▸ **REQUIREMENT**:
All entries are to be quoted exactly; the images stay out of the copy.

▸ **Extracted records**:
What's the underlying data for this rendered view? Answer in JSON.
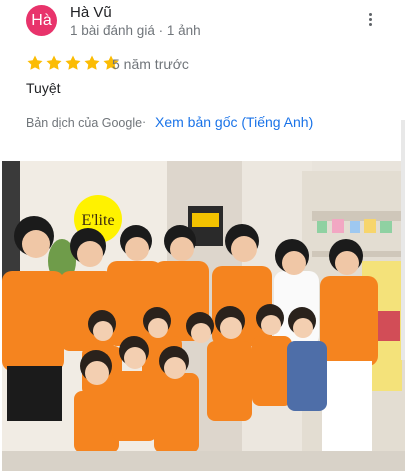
{
  "review": {
    "avatar_letter": "Hà",
    "avatar_color": "#e8336b",
    "author": "Hà Vũ",
    "meta": "1 bài đánh giá · 1 ảnh",
    "rating": 5,
    "time_ago": "5 năm trước",
    "text": "Tuyệt",
    "translated_by": "Bản dịch của Google",
    "separator": "·",
    "see_original": "Xem bản gốc (Tiếng Anh)",
    "star_color": "#fbbc04",
    "link_color": "#1a73e8"
  },
  "photo": {
    "sign_text": "E'lite",
    "logo_color": "#fff200",
    "shirt_color": "#f5841f"
  },
  "icons": {
    "more": "more-vert-icon",
    "star": "star-icon"
  }
}
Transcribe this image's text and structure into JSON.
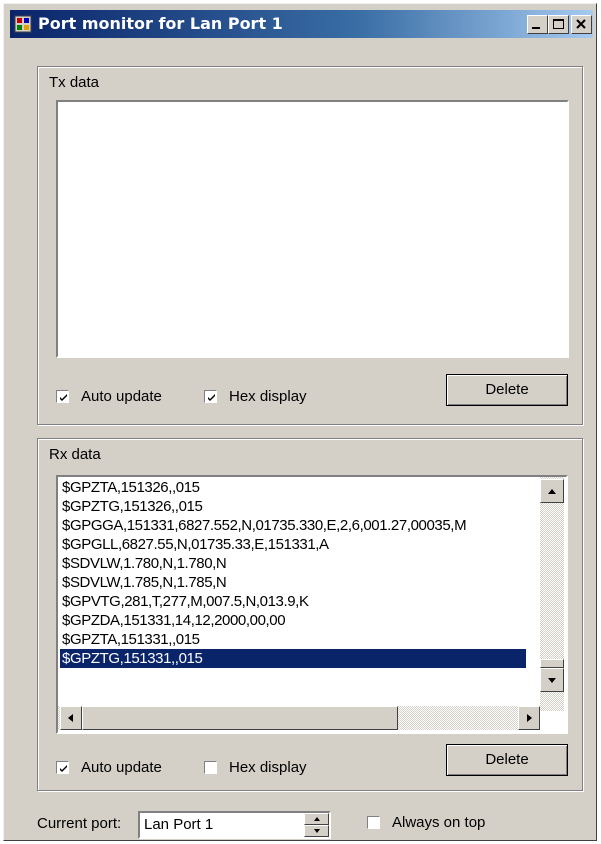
{
  "window": {
    "title": "Port monitor for Lan Port 1",
    "controls": {
      "minimize_icon": "minimize-icon",
      "maximize_icon": "maximize-icon",
      "close_icon": "close-icon"
    }
  },
  "tx": {
    "group_label": "Tx data",
    "auto_update_label": "Auto update",
    "auto_update_checked": true,
    "hex_display_label": "Hex display",
    "hex_display_checked": true,
    "delete_label": "Delete",
    "lines": []
  },
  "rx": {
    "group_label": "Rx data",
    "auto_update_label": "Auto update",
    "auto_update_checked": true,
    "hex_display_label": "Hex display",
    "hex_display_checked": false,
    "delete_label": "Delete",
    "selected_index": 9,
    "lines": [
      "$GPZTA,151326,,015",
      "$GPZTG,151326,,015",
      "$GPGGA,151331,6827.552,N,01735.330,E,2,6,001.27,00035,M",
      "$GPGLL,6827.55,N,01735.33,E,151331,A",
      "$SDVLW,1.780,N,1.780,N",
      "$SDVLW,1.785,N,1.785,N",
      "$GPVTG,281,T,277,M,007.5,N,013.9,K",
      "$GPZDA,151331,14,12,2000,00,00",
      "$GPZTA,151331,,015",
      "$GPZTG,151331,,015"
    ]
  },
  "footer": {
    "current_port_label": "Current port:",
    "current_port_value": "Lan Port 1",
    "always_on_top_label": "Always on top",
    "always_on_top_checked": false
  },
  "colors": {
    "title_start": "#0a246a",
    "title_end": "#a6caf0",
    "face": "#d4d0c8",
    "selection": "#0a246a"
  }
}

▸ **FINISHED TASK**:
What's the underlying data for this rendered view? Answer in JSON.
{
  "review": {
    "avatar_letter": "Hà",
    "avatar_color": "#e8336b",
    "author": "Hà Vũ",
    "meta": "1 bài đánh giá · 1 ảnh",
    "rating": 5,
    "time_ago": "5 năm trước",
    "text": "Tuyệt",
    "translated_by": "Bản dịch của Google",
    "separator": "·",
    "see_original": "Xem bản gốc (Tiếng Anh)",
    "star_color": "#fbbc04",
    "link_color": "#1a73e8"
  },
  "photo": {
    "sign_text": "E'lite",
    "logo_color": "#fff200",
    "shirt_color": "#f5841f"
  },
  "icons": {
    "more": "more-vert-icon",
    "star": "star-icon"
  }
}
Transcribe this image's text and structure into JSON.
{
  "window": {
    "title": "Port monitor for Lan Port 1",
    "controls": {
      "minimize_icon": "minimize-icon",
      "maximize_icon": "maximize-icon",
      "close_icon": "close-icon"
    }
  },
  "tx": {
    "group_label": "Tx data",
    "auto_update_label": "Auto update",
    "auto_update_checked": true,
    "hex_display_label": "Hex display",
    "hex_display_checked": true,
    "delete_label": "Delete",
    "lines": []
  },
  "rx": {
    "group_label": "Rx data",
    "auto_update_label": "Auto update",
    "auto_update_checked": true,
    "hex_display_label": "Hex display",
    "hex_display_checked": false,
    "delete_label": "Delete",
    "selected_index": 9,
    "lines": [
      "$GPZTA,151326,,015",
      "$GPZTG,151326,,015",
      "$GPGGA,151331,6827.552,N,01735.330,E,2,6,001.27,00035,M",
      "$GPGLL,6827.55,N,01735.33,E,151331,A",
      "$SDVLW,1.780,N,1.780,N",
      "$SDVLW,1.785,N,1.785,N",
      "$GPVTG,281,T,277,M,007.5,N,013.9,K",
      "$GPZDA,151331,14,12,2000,00,00",
      "$GPZTA,151331,,015",
      "$GPZTG,151331,,015"
    ]
  },
  "footer": {
    "current_port_label": "Current port:",
    "current_port_value": "Lan Port 1",
    "always_on_top_label": "Always on top",
    "always_on_top_checked": false
  },
  "colors": {
    "title_start": "#0a246a",
    "title_end": "#a6caf0",
    "face": "#d4d0c8",
    "selection": "#0a246a"
  }
}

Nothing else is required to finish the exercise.